:: Data shown ::
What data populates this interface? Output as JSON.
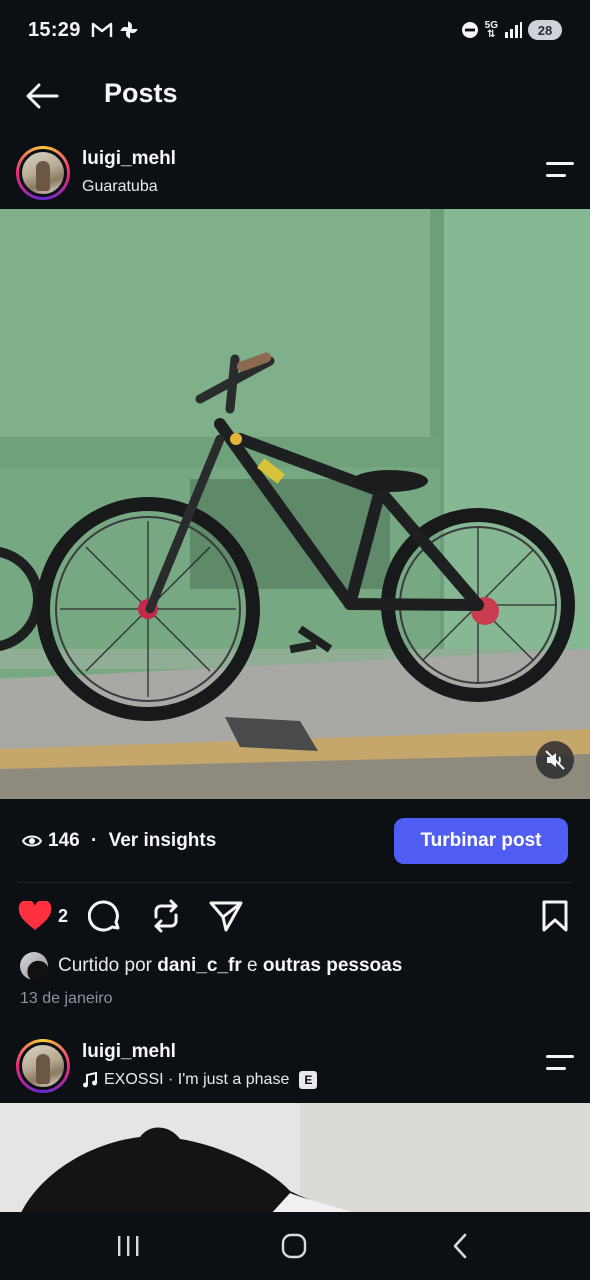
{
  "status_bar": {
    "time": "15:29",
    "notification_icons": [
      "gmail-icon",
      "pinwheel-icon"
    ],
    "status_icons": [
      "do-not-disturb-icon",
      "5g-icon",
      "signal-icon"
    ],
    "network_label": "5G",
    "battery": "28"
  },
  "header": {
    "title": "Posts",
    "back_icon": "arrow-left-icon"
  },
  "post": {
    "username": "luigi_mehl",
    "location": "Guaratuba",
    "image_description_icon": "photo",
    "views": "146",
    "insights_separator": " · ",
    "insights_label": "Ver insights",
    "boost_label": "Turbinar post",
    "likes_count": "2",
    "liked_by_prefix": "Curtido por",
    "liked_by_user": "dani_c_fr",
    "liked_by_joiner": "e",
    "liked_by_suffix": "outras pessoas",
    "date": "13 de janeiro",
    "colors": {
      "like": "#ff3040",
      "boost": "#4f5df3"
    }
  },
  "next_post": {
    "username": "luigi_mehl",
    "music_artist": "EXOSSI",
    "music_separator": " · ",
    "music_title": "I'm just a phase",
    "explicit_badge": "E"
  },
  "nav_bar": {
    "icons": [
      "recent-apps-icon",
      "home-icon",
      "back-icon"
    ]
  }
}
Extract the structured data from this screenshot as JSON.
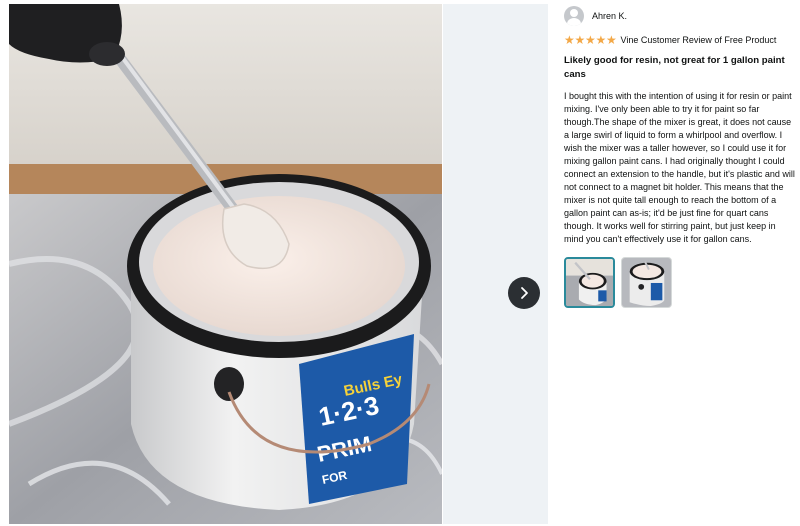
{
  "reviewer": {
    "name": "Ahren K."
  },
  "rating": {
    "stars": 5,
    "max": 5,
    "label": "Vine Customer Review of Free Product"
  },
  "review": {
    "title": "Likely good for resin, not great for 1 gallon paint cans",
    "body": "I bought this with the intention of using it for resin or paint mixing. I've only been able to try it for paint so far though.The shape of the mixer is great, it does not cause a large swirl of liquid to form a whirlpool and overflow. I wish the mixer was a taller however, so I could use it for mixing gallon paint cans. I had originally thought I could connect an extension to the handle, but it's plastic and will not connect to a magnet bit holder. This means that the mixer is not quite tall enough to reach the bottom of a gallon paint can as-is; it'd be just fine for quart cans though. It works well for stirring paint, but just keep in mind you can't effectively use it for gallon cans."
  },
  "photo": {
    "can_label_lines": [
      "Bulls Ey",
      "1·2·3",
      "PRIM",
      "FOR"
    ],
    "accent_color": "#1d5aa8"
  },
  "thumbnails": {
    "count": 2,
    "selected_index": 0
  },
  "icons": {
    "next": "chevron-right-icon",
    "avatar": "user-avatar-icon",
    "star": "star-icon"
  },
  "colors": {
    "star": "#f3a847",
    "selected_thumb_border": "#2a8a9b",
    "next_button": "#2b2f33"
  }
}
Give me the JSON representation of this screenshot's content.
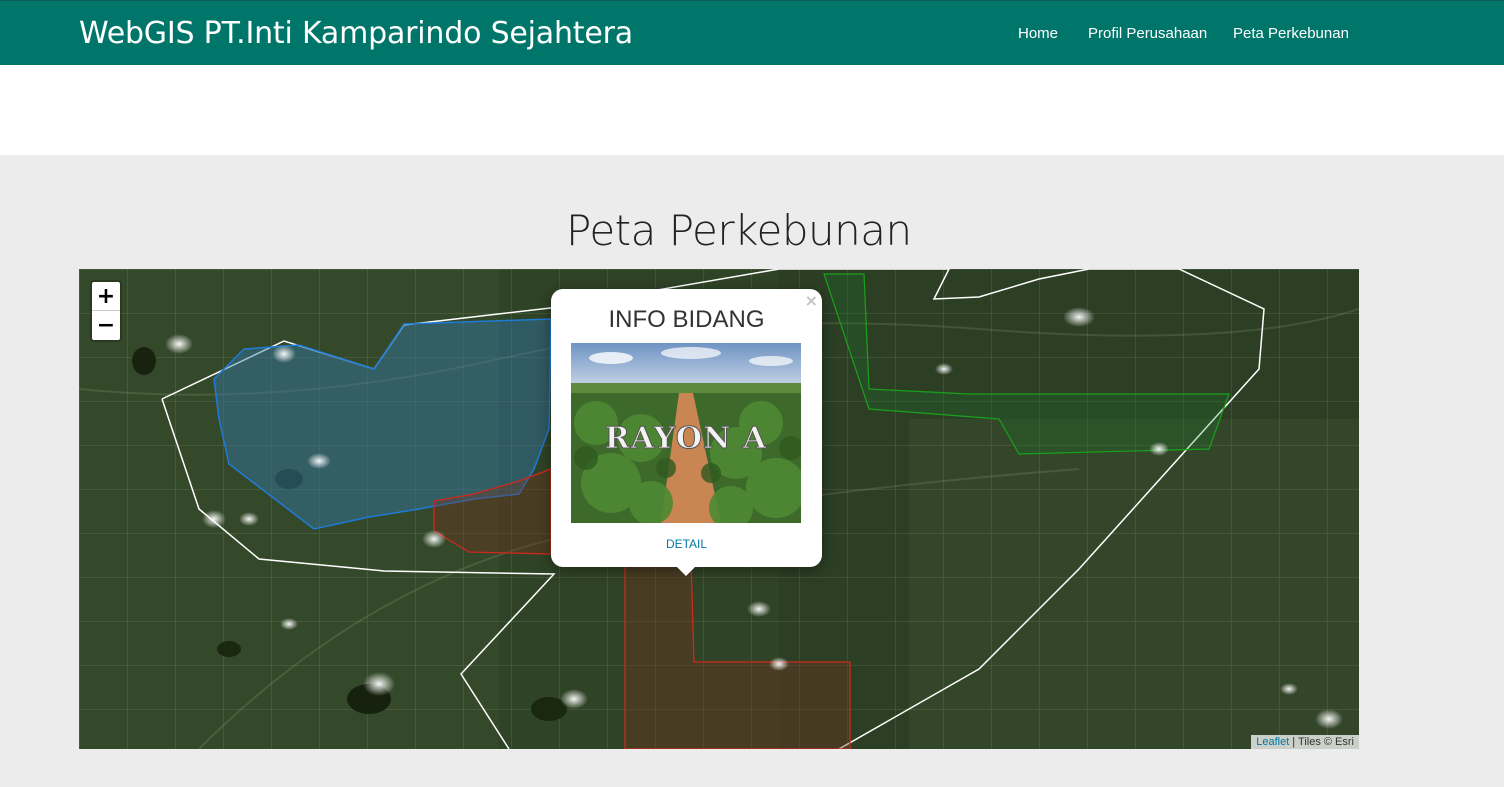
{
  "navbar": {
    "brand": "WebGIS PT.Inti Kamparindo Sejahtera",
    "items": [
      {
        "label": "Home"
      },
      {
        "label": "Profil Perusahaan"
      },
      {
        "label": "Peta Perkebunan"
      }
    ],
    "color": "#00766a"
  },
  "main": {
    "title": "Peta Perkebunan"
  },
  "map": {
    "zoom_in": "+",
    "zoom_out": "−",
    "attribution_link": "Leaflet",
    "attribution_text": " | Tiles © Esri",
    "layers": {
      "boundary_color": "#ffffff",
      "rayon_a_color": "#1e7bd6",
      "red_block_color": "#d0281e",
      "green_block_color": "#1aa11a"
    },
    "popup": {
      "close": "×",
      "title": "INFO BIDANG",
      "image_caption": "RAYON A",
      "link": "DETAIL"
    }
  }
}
:::
### Instruction:
Print the entries above exactly, taking out only the pictures.

### Answer:
What data populates this interface? Output as JSON.
{
  "status_bar": {
    "time": "15:29",
    "notification_icons": [
      "gmail-icon",
      "pinwheel-icon"
    ],
    "status_icons": [
      "do-not-disturb-icon",
      "5g-icon",
      "signal-icon"
    ],
    "network_label": "5G",
    "battery": "28"
  },
  "header": {
    "title": "Posts",
    "back_icon": "arrow-left-icon"
  },
  "post": {
    "username": "luigi_mehl",
    "location": "Guaratuba",
    "image_description_icon": "photo",
    "views": "146",
    "insights_separator": " · ",
    "insights_label": "Ver insights",
    "boost_label": "Turbinar post",
    "likes_count": "2",
    "liked_by_prefix": "Curtido por",
    "liked_by_user": "dani_c_fr",
    "liked_by_joiner": "e",
    "liked_by_suffix": "outras pessoas",
    "date": "13 de janeiro",
    "colors": {
      "like": "#ff3040",
      "boost": "#4f5df3"
    }
  },
  "next_post": {
    "username": "luigi_mehl",
    "music_artist": "EXOSSI",
    "music_separator": " · ",
    "music_title": "I'm just a phase",
    "explicit_badge": "E"
  },
  "nav_bar": {
    "icons": [
      "recent-apps-icon",
      "home-icon",
      "back-icon"
    ]
  }
}
Extract the structured data from this screenshot as JSON.
{
  "reviewer": {
    "name": "Ahren K."
  },
  "rating": {
    "stars": 5,
    "max": 5,
    "label": "Vine Customer Review of Free Product"
  },
  "review": {
    "title": "Likely good for resin, not great for 1 gallon paint cans",
    "body": "I bought this with the intention of using it for resin or paint mixing. I've only been able to try it for paint so far though.The shape of the mixer is great, it does not cause a large swirl of liquid to form a whirlpool and overflow. I wish the mixer was a taller however, so I could use it for mixing gallon paint cans. I had originally thought I could connect an extension to the handle, but it's plastic and will not connect to a magnet bit holder. This means that the mixer is not quite tall enough to reach the bottom of a gallon paint can as-is; it'd be just fine for quart cans though. It works well for stirring paint, but just keep in mind you can't effectively use it for gallon cans."
  },
  "photo": {
    "can_label_lines": [
      "Bulls Ey",
      "1·2·3",
      "PRIM",
      "FOR"
    ],
    "accent_color": "#1d5aa8"
  },
  "thumbnails": {
    "count": 2,
    "selected_index": 0
  },
  "icons": {
    "next": "chevron-right-icon",
    "avatar": "user-avatar-icon",
    "star": "star-icon"
  },
  "colors": {
    "star": "#f3a847",
    "selected_thumb_border": "#2a8a9b",
    "next_button": "#2b2f33"
  }
}
Give me the JSON representation of this screenshot's content.
{
  "navbar": {
    "brand": "WebGIS PT.Inti Kamparindo Sejahtera",
    "items": [
      {
        "label": "Home"
      },
      {
        "label": "Profil Perusahaan"
      },
      {
        "label": "Peta Perkebunan"
      }
    ],
    "color": "#00766a"
  },
  "main": {
    "title": "Peta Perkebunan"
  },
  "map": {
    "zoom_in": "+",
    "zoom_out": "−",
    "attribution_link": "Leaflet",
    "attribution_text": " | Tiles © Esri",
    "layers": {
      "boundary_color": "#ffffff",
      "rayon_a_color": "#1e7bd6",
      "red_block_color": "#d0281e",
      "green_block_color": "#1aa11a"
    },
    "popup": {
      "close": "×",
      "title": "INFO BIDANG",
      "image_caption": "RAYON A",
      "link": "DETAIL"
    }
  }
}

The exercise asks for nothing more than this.